[GOAL]: Write the data below out exactly as it stands. Do not include the pictures.

'''

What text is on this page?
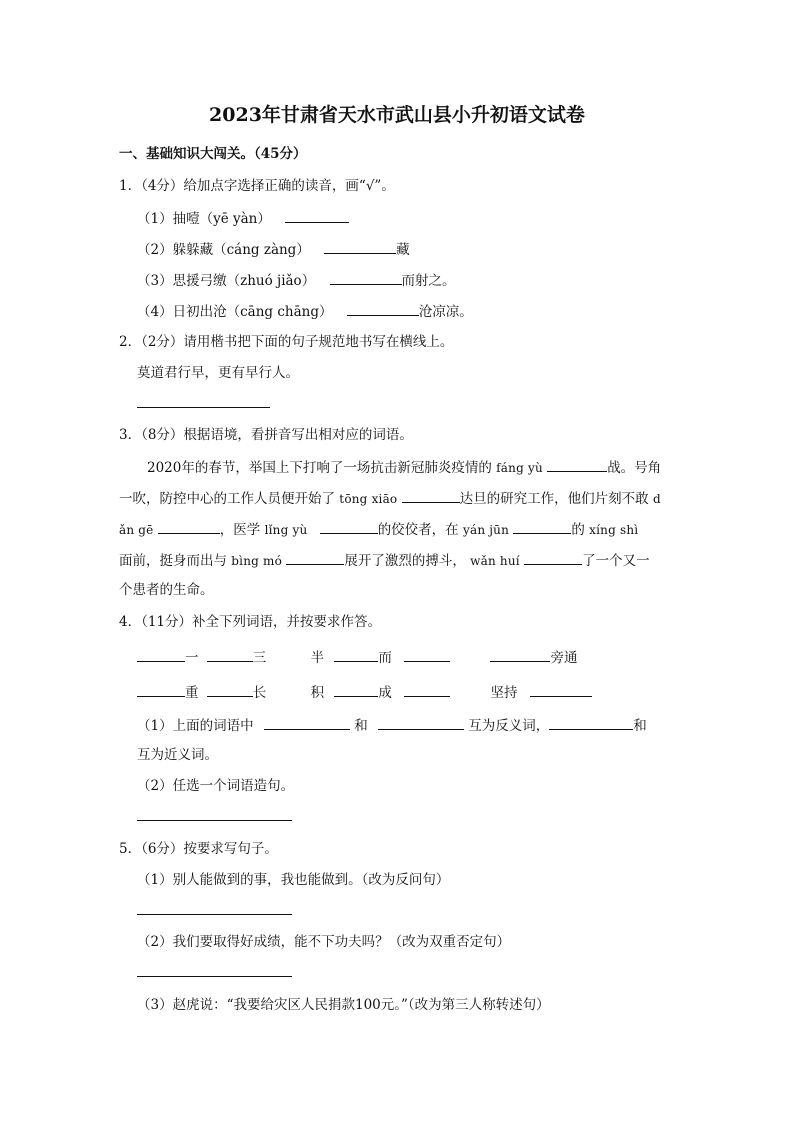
2023年甘肃省天水市武山县小升初语文试卷
一、基础知识大闯关。（45分）
1．（4分）给加点字选择正确的读音，画“√”。
（1）抽噎（yē yàn）
（2）躲躲藏（cáng zàng）	藏
（3）思援弓缴（zhuó jiǎo）	而射之。
（4）日初出沧（cāng chāng）	沧凉凉。
2．（2分）请用楷书把下面的句子规范地书写在横线上。
莫道君行早，更有早行人。
3．（8分）根据语境，看拼音写出相对应的词语。
2020年的春节，举国上下打响了一场抗击新冠肺炎疫情的 fáng yù	战。号角
一吹，防控中心的工作人员便开始了 tōng xiāo	达旦的研究工作，他们片刻不敢 d
ǎn gē	，医学 lǐng yù	的佼佼者，在 yán jūn	的 xíng shì
面前，挺身而出与 bìng mó	展开了激烈的搏斗， wǎn huí	了一个又一
个患者的生命。
4．（11分）补全下列词语，并按要求作答。
一	三	半	而	旁通
重	长	积	成	坚持
（1）上面的词语中	和	互为反义词，	和
互为近义词。
（2）任选一个词语造句。
5．（6分）按要求写句子。
（1）别人能做到的事，我也能做到。（改为反问句）
（2）我们要取得好成绩，能不下功夫吗？（改为双重否定句）
（3）赵虎说：“我要给灾区人民捐款100元。”（改为第三人称转述句）
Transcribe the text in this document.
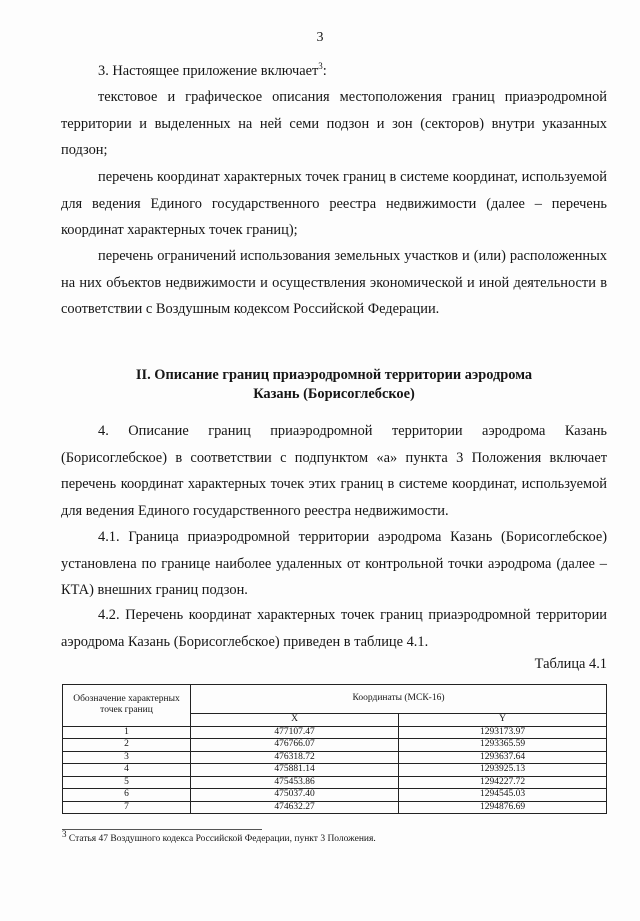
3

3. Настоящее приложение включает$^3$:

текстовое и графическое описания местоположения границ приаэродромной территории и выделенных на ней семи подзон и зон (секторов) внутри указанных подзон;

перечень координат характерных точек границ в системе координат, используемой для ведения Единого государственного реестра недвижимости (далее – перечень координат характерных точек границ);

перечень ограничений использования земельных участков и (или) расположенных на них объектов недвижимости и осуществления экономической и иной деятельности в соответствии с Воздушным кодексом Российской Федерации.

II. Описание границ приаэродромной территории аэродрома
Казань (Борисоглебское)

4. Описание границ приаэродромной территории аэродрома Казань (Борисоглебское) в соответствии с подпунктом «а» пункта 3 Положения включает перечень координат характерных точек этих границ в системе координат, используемой для ведения Единого государственного реестра недвижимости.

4.1. Граница приаэродромной территории аэродрома Казань (Борисоглебское) установлена по границе наиболее удаленных от контрольной точки аэродрома (далее – КТА) внешних границ подзон.

4.2. Перечень координат характерных точек границ приаэродромной территории аэродрома Казань (Борисоглебское) приведен в таблице 4.1.

Таблица 4.1
Обозначение характерных точек границ	Координаты (МСК-16)	
	X	Y
1	477107.47	1293173.97
2	476766.07	1293365.59
3	476318.72	1293637.64
4	475881.14	1293925.13
5	475453.86	1294227.72
6	475037.40	1294545.03
7	474632.27	1294876.69
$^3$ Статья 47 Воздушного кодекса Российской Федерации, пункт 3 Положения.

'''

[THE OUTPUT]:
What text is on this page?
2023年甘肃省天水市武山县小升初语文试卷
一、基础知识大闯关。（45分）
1．（4分）给加点字选择正确的读音，画“√”。
（1）抽噎（yē yàn）
（2）躲躲藏（cáng zàng）	藏
（3）思援弓缴（zhuó jiǎo）	而射之。
（4）日初出沧（cāng chāng）	沧凉凉。
2．（2分）请用楷书把下面的句子规范地书写在横线上。
莫道君行早，更有早行人。
3．（8分）根据语境，看拼音写出相对应的词语。
2020年的春节，举国上下打响了一场抗击新冠肺炎疫情的 fáng yù	战。号角
一吹，防控中心的工作人员便开始了 tōng xiāo	达旦的研究工作，他们片刻不敢 d
ǎn gē	，医学 lǐng yù	的佼佼者，在 yán jūn	的 xíng shì
面前，挺身而出与 bìng mó	展开了激烈的搏斗， wǎn huí	了一个又一
个患者的生命。
4．（11分）补全下列词语，并按要求作答。
一	三	半	而	旁通
重	长	积	成	坚持
（1）上面的词语中	和	互为反义词，	和
互为近义词。
（2）任选一个词语造句。
5．（6分）按要求写句子。
（1）别人能做到的事，我也能做到。（改为反问句）
（2）我们要取得好成绩，能不下功夫吗？（改为双重否定句）
（3）赵虎说：“我要给灾区人民捐款100元。”（改为第三人称转述句）
Transcribe the text in this document.
3

3. Настоящее приложение включает$^3$:

текстовое и графическое описания местоположения границ приаэродромной территории и выделенных на ней семи подзон и зон (секторов) внутри указанных подзон;

перечень координат характерных точек границ в системе координат, используемой для ведения Единого государственного реестра недвижимости (далее – перечень координат характерных точек границ);

перечень ограничений использования земельных участков и (или) расположенных на них объектов недвижимости и осуществления экономической и иной деятельности в соответствии с Воздушным кодексом Российской Федерации.

II. Описание границ приаэродромной территории аэродрома
Казань (Борисоглебское)

4. Описание границ приаэродромной территории аэродрома Казань (Борисоглебское) в соответствии с подпунктом «а» пункта 3 Положения включает перечень координат характерных точек этих границ в системе координат, используемой для ведения Единого государственного реестра недвижимости.

4.1. Граница приаэродромной территории аэродрома Казань (Борисоглебское) установлена по границе наиболее удаленных от контрольной точки аэродрома (далее – КТА) внешних границ подзон.

4.2. Перечень координат характерных точек границ приаэродромной территории аэродрома Казань (Борисоглебское) приведен в таблице 4.1.

Таблица 4.1
Обозначение характерных точек границ	Координаты (МСК-16)	
	X	Y
1	477107.47	1293173.97
2	476766.07	1293365.59
3	476318.72	1293637.64
4	475881.14	1293925.13
5	475453.86	1294227.72
6	475037.40	1294545.03
7	474632.27	1294876.69
$^3$ Статья 47 Воздушного кодекса Российской Федерации, пункт 3 Положения.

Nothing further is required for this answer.